◆ Written exercise
Transcribe the data that follows precisely, omitting nothing.

A block of data
▬▬▬

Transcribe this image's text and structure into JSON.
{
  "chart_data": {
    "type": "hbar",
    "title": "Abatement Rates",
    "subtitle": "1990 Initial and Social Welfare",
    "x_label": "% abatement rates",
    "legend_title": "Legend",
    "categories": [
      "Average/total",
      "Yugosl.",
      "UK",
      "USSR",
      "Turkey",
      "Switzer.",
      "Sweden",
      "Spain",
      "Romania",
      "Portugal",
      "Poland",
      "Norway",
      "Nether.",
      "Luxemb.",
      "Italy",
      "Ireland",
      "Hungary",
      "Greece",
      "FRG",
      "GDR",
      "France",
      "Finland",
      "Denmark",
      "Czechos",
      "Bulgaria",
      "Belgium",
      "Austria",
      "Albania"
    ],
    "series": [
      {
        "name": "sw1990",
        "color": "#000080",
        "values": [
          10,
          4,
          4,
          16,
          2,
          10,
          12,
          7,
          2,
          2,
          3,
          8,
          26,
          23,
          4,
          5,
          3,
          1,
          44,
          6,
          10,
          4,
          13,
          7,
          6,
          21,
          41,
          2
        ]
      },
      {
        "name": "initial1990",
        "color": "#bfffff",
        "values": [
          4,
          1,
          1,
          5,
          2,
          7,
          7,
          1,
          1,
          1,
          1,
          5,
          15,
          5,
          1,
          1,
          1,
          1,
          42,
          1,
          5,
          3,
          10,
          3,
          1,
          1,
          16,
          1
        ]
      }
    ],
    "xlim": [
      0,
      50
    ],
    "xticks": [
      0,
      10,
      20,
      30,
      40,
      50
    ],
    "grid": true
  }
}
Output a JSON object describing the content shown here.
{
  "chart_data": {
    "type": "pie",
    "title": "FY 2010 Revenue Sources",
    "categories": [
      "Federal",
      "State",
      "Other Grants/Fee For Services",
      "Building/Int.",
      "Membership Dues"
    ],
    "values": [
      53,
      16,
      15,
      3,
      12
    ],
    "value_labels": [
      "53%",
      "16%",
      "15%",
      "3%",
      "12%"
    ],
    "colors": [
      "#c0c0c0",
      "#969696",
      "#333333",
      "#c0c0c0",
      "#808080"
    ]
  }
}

▬▬▬

◆ Expected answer
Transcribe this image's text and structure into JSON.
{
  "chart_data": {
    "type": "hbar",
    "title": "Abatement Rates",
    "subtitle": "1990 Initial and Social Welfare",
    "x_label": "% abatement rates",
    "legend_title": "Legend",
    "categories": [
      "Average/total",
      "Yugosl.",
      "UK",
      "USSR",
      "Turkey",
      "Switzer.",
      "Sweden",
      "Spain",
      "Romania",
      "Portugal",
      "Poland",
      "Norway",
      "Nether.",
      "Luxemb.",
      "Italy",
      "Ireland",
      "Hungary",
      "Greece",
      "FRG",
      "GDR",
      "France",
      "Finland",
      "Denmark",
      "Czechos",
      "Bulgaria",
      "Belgium",
      "Austria",
      "Albania"
    ],
    "series": [
      {
        "name": "sw1990",
        "color": "#000080",
        "values": [
          10,
          4,
          4,
          16,
          2,
          10,
          12,
          7,
          2,
          2,
          3,
          8,
          26,
          23,
          4,
          5,
          3,
          1,
          44,
          6,
          10,
          4,
          13,
          7,
          6,
          21,
          41,
          2
        ]
      },
      {
        "name": "initial1990",
        "color": "#bfffff",
        "values": [
          4,
          1,
          1,
          5,
          2,
          7,
          7,
          1,
          1,
          1,
          1,
          5,
          15,
          5,
          1,
          1,
          1,
          1,
          42,
          1,
          5,
          3,
          10,
          3,
          1,
          1,
          16,
          1
        ]
      }
    ],
    "xlim": [
      0,
      50
    ],
    "xticks": [
      0,
      10,
      20,
      30,
      40,
      50
    ],
    "grid": true
  }
}
Output a JSON object describing the content shown here.
{
  "chart_data": {
    "type": "pie",
    "title": "FY 2010 Revenue Sources",
    "categories": [
      "Federal",
      "State",
      "Other Grants/Fee For Services",
      "Building/Int.",
      "Membership Dues"
    ],
    "values": [
      53,
      16,
      15,
      3,
      12
    ],
    "value_labels": [
      "53%",
      "16%",
      "15%",
      "3%",
      "12%"
    ],
    "colors": [
      "#c0c0c0",
      "#969696",
      "#333333",
      "#c0c0c0",
      "#808080"
    ]
  }
}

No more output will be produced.